--- Start Entries ---

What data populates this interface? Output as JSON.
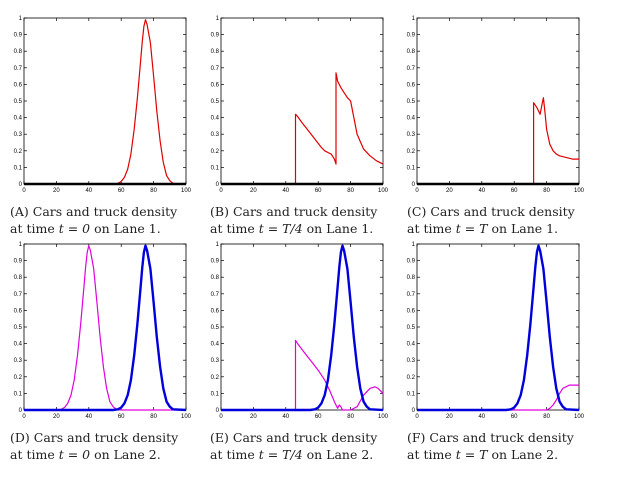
{
  "colors": {
    "cars": "#e00000",
    "car_lane2": "#e000e0",
    "truck": "#0000dd",
    "black": "#000000"
  },
  "chart_data": [
    {
      "type": "line",
      "panel": "A",
      "xlim": [
        0,
        100
      ],
      "ylim": [
        0,
        1
      ],
      "xticks": [
        "0",
        "20",
        "40",
        "60",
        "80",
        "100"
      ],
      "yticks": [
        "0",
        "0.1",
        "0.2",
        "0.3",
        "0.4",
        "0.5",
        "0.6",
        "0.7",
        "0.8",
        "0.9",
        "1"
      ],
      "caption": {
        "label": "(A)",
        "line1": "Cars and truck density",
        "pre": "at time ",
        "math": "t = 0",
        "post": " on Lane 1."
      },
      "series": [
        {
          "name": "cars",
          "color": "#e00000",
          "x": [
            0,
            55,
            58,
            60,
            62,
            64,
            66,
            68,
            70,
            72,
            73,
            74,
            75,
            76,
            78,
            80,
            82,
            84,
            86,
            88,
            90,
            92,
            100
          ],
          "y": [
            0,
            0,
            0.004,
            0.015,
            0.04,
            0.09,
            0.18,
            0.33,
            0.52,
            0.74,
            0.86,
            0.95,
            0.99,
            0.96,
            0.85,
            0.65,
            0.44,
            0.26,
            0.13,
            0.05,
            0.02,
            0.004,
            0
          ]
        },
        {
          "name": "truck",
          "color": "#000000",
          "x": [
            0,
            100
          ],
          "y": [
            0,
            0
          ]
        }
      ]
    },
    {
      "type": "line",
      "panel": "B",
      "xlim": [
        0,
        100
      ],
      "ylim": [
        0,
        1
      ],
      "xticks": [
        "0",
        "20",
        "40",
        "60",
        "80",
        "100"
      ],
      "yticks": [
        "0",
        "0.1",
        "0.2",
        "0.3",
        "0.4",
        "0.5",
        "0.6",
        "0.7",
        "0.8",
        "0.9",
        "1"
      ],
      "caption": {
        "label": "(B)",
        "line1": "Cars and truck density",
        "pre": "at time ",
        "math": "t = T/4",
        "post": " on Lane 1."
      },
      "series": [
        {
          "name": "cars",
          "color": "#e00000",
          "x": [
            0,
            46,
            46,
            47,
            50,
            54,
            58,
            62,
            64,
            66,
            68,
            70,
            71,
            71,
            72,
            74,
            76,
            78,
            80,
            84,
            88,
            92,
            96,
            100
          ],
          "y": [
            0,
            0,
            0.42,
            0.41,
            0.37,
            0.32,
            0.27,
            0.22,
            0.2,
            0.19,
            0.18,
            0.15,
            0.12,
            0.67,
            0.62,
            0.58,
            0.55,
            0.52,
            0.5,
            0.3,
            0.21,
            0.17,
            0.14,
            0.12
          ]
        },
        {
          "name": "truck",
          "color": "#000000",
          "x": [
            0,
            100
          ],
          "y": [
            0,
            0
          ]
        }
      ]
    },
    {
      "type": "line",
      "panel": "C",
      "xlim": [
        0,
        100
      ],
      "ylim": [
        0,
        1
      ],
      "xticks": [
        "0",
        "20",
        "40",
        "60",
        "80",
        "100"
      ],
      "yticks": [
        "0",
        "0.1",
        "0.2",
        "0.3",
        "0.4",
        "0.5",
        "0.6",
        "0.7",
        "0.8",
        "0.9",
        "1"
      ],
      "caption": {
        "label": "(C)",
        "line1": "Cars and truck density",
        "pre": "at time ",
        "math": "t = T",
        "post": " on Lane 1."
      },
      "series": [
        {
          "name": "cars",
          "color": "#e00000",
          "x": [
            0,
            72,
            72,
            74,
            76,
            77,
            78,
            79,
            80,
            82,
            84,
            86,
            88,
            92,
            96,
            100
          ],
          "y": [
            0,
            0,
            0.49,
            0.46,
            0.42,
            0.47,
            0.52,
            0.43,
            0.33,
            0.24,
            0.2,
            0.18,
            0.17,
            0.16,
            0.15,
            0.15
          ]
        },
        {
          "name": "truck",
          "color": "#000000",
          "x": [
            0,
            100
          ],
          "y": [
            0,
            0
          ]
        }
      ]
    },
    {
      "type": "line",
      "panel": "D",
      "xlim": [
        0,
        100
      ],
      "ylim": [
        0,
        1
      ],
      "xticks": [
        "0",
        "20",
        "40",
        "60",
        "80",
        "100"
      ],
      "yticks": [
        "0",
        "0.1",
        "0.2",
        "0.3",
        "0.4",
        "0.5",
        "0.6",
        "0.7",
        "0.8",
        "0.9",
        "1"
      ],
      "caption": {
        "label": "(D)",
        "line1": "Cars and truck density",
        "pre": "at time ",
        "math": "t = 0",
        "post": " on Lane 2."
      },
      "series": [
        {
          "name": "cars",
          "color": "#e000e0",
          "x": [
            0,
            20,
            23,
            25,
            27,
            29,
            31,
            33,
            35,
            37,
            38,
            39,
            40,
            41,
            43,
            45,
            47,
            49,
            51,
            53,
            55,
            57,
            60,
            100
          ],
          "y": [
            0,
            0,
            0.004,
            0.015,
            0.04,
            0.09,
            0.18,
            0.33,
            0.52,
            0.74,
            0.86,
            0.95,
            0.99,
            0.96,
            0.85,
            0.65,
            0.44,
            0.26,
            0.13,
            0.05,
            0.02,
            0.004,
            0,
            0
          ]
        },
        {
          "name": "truck",
          "color": "#0000dd",
          "x": [
            0,
            55,
            58,
            60,
            62,
            64,
            66,
            68,
            70,
            72,
            73,
            74,
            75,
            76,
            78,
            80,
            82,
            84,
            86,
            88,
            90,
            92,
            100
          ],
          "y": [
            0,
            0,
            0.004,
            0.015,
            0.04,
            0.09,
            0.18,
            0.33,
            0.52,
            0.74,
            0.86,
            0.95,
            0.99,
            0.96,
            0.85,
            0.65,
            0.44,
            0.26,
            0.13,
            0.05,
            0.02,
            0.004,
            0
          ]
        }
      ]
    },
    {
      "type": "line",
      "panel": "E",
      "xlim": [
        0,
        100
      ],
      "ylim": [
        0,
        1
      ],
      "xticks": [
        "0",
        "20",
        "40",
        "60",
        "80",
        "100"
      ],
      "yticks": [
        "0",
        "0.1",
        "0.2",
        "0.3",
        "0.4",
        "0.5",
        "0.6",
        "0.7",
        "0.8",
        "0.9",
        "1"
      ],
      "caption": {
        "label": "(E)",
        "line1": "Cars and truck density",
        "pre": "at time ",
        "math": "t = T/4",
        "post": " on Lane 2."
      },
      "series": [
        {
          "name": "cars",
          "color": "#e000e0",
          "x": [
            0,
            46,
            46,
            48,
            52,
            56,
            60,
            64,
            67,
            70,
            72,
            73,
            74,
            75,
            76,
            78,
            80,
            84,
            88,
            92,
            95,
            97,
            100
          ],
          "y": [
            0,
            0,
            0.42,
            0.39,
            0.34,
            0.29,
            0.24,
            0.18,
            0.12,
            0.05,
            0.01,
            0.03,
            0.02,
            0,
            0,
            0,
            0,
            0.02,
            0.09,
            0.13,
            0.14,
            0.13,
            0.1
          ]
        },
        {
          "name": "truck",
          "color": "#0000dd",
          "x": [
            0,
            55,
            58,
            60,
            62,
            64,
            66,
            68,
            70,
            72,
            73,
            74,
            75,
            76,
            78,
            80,
            82,
            84,
            86,
            88,
            90,
            92,
            100
          ],
          "y": [
            0,
            0,
            0.004,
            0.015,
            0.04,
            0.09,
            0.18,
            0.33,
            0.52,
            0.74,
            0.86,
            0.95,
            0.99,
            0.96,
            0.85,
            0.65,
            0.44,
            0.26,
            0.13,
            0.05,
            0.02,
            0.004,
            0
          ]
        }
      ]
    },
    {
      "type": "line",
      "panel": "F",
      "xlim": [
        0,
        100
      ],
      "ylim": [
        0,
        1
      ],
      "xticks": [
        "0",
        "20",
        "40",
        "60",
        "80",
        "100"
      ],
      "yticks": [
        "0",
        "0.1",
        "0.2",
        "0.3",
        "0.4",
        "0.5",
        "0.6",
        "0.7",
        "0.8",
        "0.9",
        "1"
      ],
      "caption": {
        "label": "(F)",
        "line1": "Cars and truck density",
        "pre": "at time ",
        "math": "t = T",
        "post": " on Lane 2."
      },
      "series": [
        {
          "name": "cars",
          "color": "#e000e0",
          "x": [
            0,
            80,
            82,
            84,
            86,
            88,
            90,
            92,
            94,
            96,
            100
          ],
          "y": [
            0,
            0,
            0.01,
            0.03,
            0.06,
            0.1,
            0.13,
            0.14,
            0.15,
            0.15,
            0.15
          ]
        },
        {
          "name": "truck",
          "color": "#0000dd",
          "x": [
            0,
            55,
            58,
            60,
            62,
            64,
            66,
            68,
            70,
            72,
            73,
            74,
            75,
            76,
            78,
            80,
            82,
            84,
            86,
            88,
            90,
            92,
            100
          ],
          "y": [
            0,
            0,
            0.004,
            0.015,
            0.04,
            0.09,
            0.18,
            0.33,
            0.52,
            0.74,
            0.86,
            0.95,
            0.99,
            0.96,
            0.85,
            0.65,
            0.44,
            0.26,
            0.13,
            0.05,
            0.02,
            0.004,
            0
          ]
        }
      ]
    }
  ]
}
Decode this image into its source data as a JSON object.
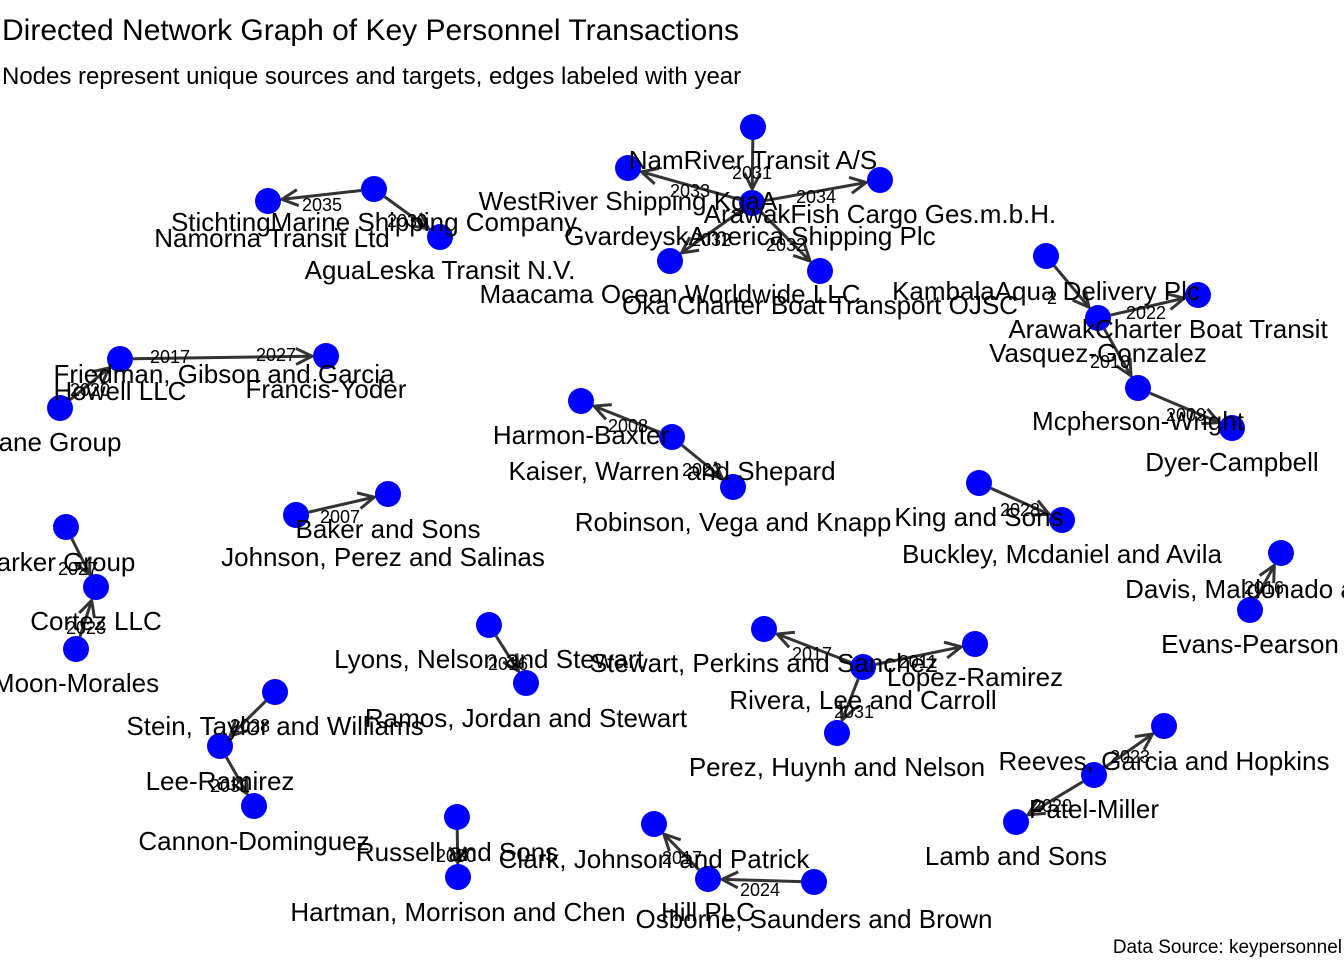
{
  "title": "Directed Network Graph of Key Personnel Transactions",
  "subtitle": "Nodes represent unique sources and targets, edges labeled with year",
  "caption": "Data Source: keypersonnel",
  "colors": {
    "node": "#0000ff",
    "edge": "#333333",
    "background": "#ffffff"
  },
  "graph": {
    "nodes": [
      {
        "id": "NamRiver Transit A/S"
      },
      {
        "id": "WestRiver Shipping KgaA"
      },
      {
        "id": "ArawakFish Cargo Ges.m.b.H."
      },
      {
        "id": "GvardeyskAmerica Shipping Plc"
      },
      {
        "id": "Maacama Ocean Worldwide LLC"
      },
      {
        "id": "Oka Charter Boat Transport OJSC"
      },
      {
        "id": "StichtingMarine Shipping Company"
      },
      {
        "id": "Namorna Transit Ltd"
      },
      {
        "id": "AguaLeska Transit N.V."
      },
      {
        "id": "KambalaAqua Delivery Plc"
      },
      {
        "id": "ArawakCharter Boat Transit"
      },
      {
        "id": "Vasquez-Gonzalez"
      },
      {
        "id": "Mcpherson-Wright"
      },
      {
        "id": "Dyer-Campbell"
      },
      {
        "id": "Friedman, Gibson and Garcia"
      },
      {
        "id": "Howell LLC"
      },
      {
        "id": "ane Group"
      },
      {
        "id": "Francis-Yoder"
      },
      {
        "id": "Harmon-Baxter"
      },
      {
        "id": "Kaiser, Warren and Shepard"
      },
      {
        "id": "Robinson, Vega and Knapp"
      },
      {
        "id": "King and Sons"
      },
      {
        "id": "Buckley, Mcdaniel and Avila"
      },
      {
        "id": "Baker and Sons"
      },
      {
        "id": "Johnson, Perez and Salinas"
      },
      {
        "id": "arker Group"
      },
      {
        "id": "Cortez LLC"
      },
      {
        "id": "Moon-Morales"
      },
      {
        "id": "Davis, Maldonado a"
      },
      {
        "id": "Evans-Pearson"
      },
      {
        "id": "Lyons, Nelson and Stewart"
      },
      {
        "id": "Ramos, Jordan and Stewart"
      },
      {
        "id": "Stewart, Perkins and Sanchez"
      },
      {
        "id": "Lopez-Ramirez"
      },
      {
        "id": "Rivera, Lee and Carroll"
      },
      {
        "id": "Perez, Huynh and Nelson"
      },
      {
        "id": "Stein, Taylor and Williams"
      },
      {
        "id": "Lee-Ramirez"
      },
      {
        "id": "Cannon-Dominguez"
      },
      {
        "id": "Reeves, Garcia and Hopkins"
      },
      {
        "id": "Patel-Miller"
      },
      {
        "id": "Lamb and Sons"
      },
      {
        "id": "Russell and Sons"
      },
      {
        "id": "Hartman, Morrison and Chen"
      },
      {
        "id": "Clark, Johnson and Patrick"
      },
      {
        "id": "Hill PLC"
      },
      {
        "id": "Osborne, Saunders and Brown"
      }
    ],
    "edges": [
      {
        "source": "NamRiver Transit A/S",
        "target": "ArawakFish Cargo Ges.m.b.H.",
        "year": "2031"
      },
      {
        "source": "ArawakFish Cargo Ges.m.b.H.",
        "target": "WestRiver Shipping KgaA",
        "year": "2033"
      },
      {
        "source": "ArawakFish Cargo Ges.m.b.H.",
        "target": "GvardeyskAmerica Shipping Plc",
        "year": "2034"
      },
      {
        "source": "ArawakFish Cargo Ges.m.b.H.",
        "target": "Maacama Ocean Worldwide LLC",
        "year": "2032"
      },
      {
        "source": "ArawakFish Cargo Ges.m.b.H.",
        "target": "Oka Charter Boat Transport OJSC",
        "year": "2032"
      },
      {
        "source": "Namorna Transit Ltd",
        "target": "StichtingMarine Shipping Company",
        "year": "2035"
      },
      {
        "source": "Namorna Transit Ltd",
        "target": "AguaLeska Transit N.V.",
        "year": "2030"
      },
      {
        "source": "KambalaAqua Delivery Plc",
        "target": "ArawakCharter Boat Transit",
        "year": "2"
      },
      {
        "source": "ArawakCharter Boat Transit",
        "target": "Vasquez-Gonzalez",
        "year": "2022"
      },
      {
        "source": "ArawakCharter Boat Transit",
        "target": "Mcpherson-Wright",
        "year": "2010"
      },
      {
        "source": "Mcpherson-Wright",
        "target": "Dyer-Campbell",
        "year": "2009"
      },
      {
        "source": "ane Group",
        "target": "Howell LLC",
        "year": "2020"
      },
      {
        "source": "Howell LLC",
        "target": "Friedman, Gibson and Garcia",
        "year": "2017"
      },
      {
        "source": "Friedman, Gibson and Garcia",
        "target": "Francis-Yoder",
        "year": "2027"
      },
      {
        "source": "Kaiser, Warren and Shepard",
        "target": "Harmon-Baxter",
        "year": "2008"
      },
      {
        "source": "Kaiser, Warren and Shepard",
        "target": "Robinson, Vega and Knapp",
        "year": "2022"
      },
      {
        "source": "King and Sons",
        "target": "Buckley, Mcdaniel and Avila",
        "year": "2028"
      },
      {
        "source": "Johnson, Perez and Salinas",
        "target": "Baker and Sons",
        "year": "2007"
      },
      {
        "source": "arker Group",
        "target": "Cortez LLC",
        "year": "2027"
      },
      {
        "source": "Moon-Morales",
        "target": "Cortez LLC",
        "year": "2023"
      },
      {
        "source": "Evans-Pearson",
        "target": "Davis, Maldonado a",
        "year": "2016"
      },
      {
        "source": "Lyons, Nelson and Stewart",
        "target": "Ramos, Jordan and Stewart",
        "year": "2016"
      },
      {
        "source": "Rivera, Lee and Carroll",
        "target": "Stewart, Perkins and Sanchez",
        "year": "2017"
      },
      {
        "source": "Rivera, Lee and Carroll",
        "target": "Lopez-Ramirez",
        "year": "2011"
      },
      {
        "source": "Rivera, Lee and Carroll",
        "target": "Perez, Huynh and Nelson",
        "year": "2031"
      },
      {
        "source": "Stein, Taylor and Williams",
        "target": "Lee-Ramirez",
        "year": "2028"
      },
      {
        "source": "Lee-Ramirez",
        "target": "Cannon-Dominguez",
        "year": "2031"
      },
      {
        "source": "Patel-Miller",
        "target": "Reeves, Garcia and Hopkins",
        "year": "2023"
      },
      {
        "source": "Patel-Miller",
        "target": "Lamb and Sons",
        "year": "2020"
      },
      {
        "source": "Russell and Sons",
        "target": "Hartman, Morrison and Chen",
        "year": "2030"
      },
      {
        "source": "Hill PLC",
        "target": "Clark, Johnson and Patrick",
        "year": "2017"
      },
      {
        "source": "Osborne, Saunders and Brown",
        "target": "Hill PLC",
        "year": "2024"
      }
    ]
  }
}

--- End Entries ---

Exercise prompt
List the lines of the entries that include "this".

Solved problem
What data populates this interface? Output as JSON.
Decode this image into its source data as a JSON object.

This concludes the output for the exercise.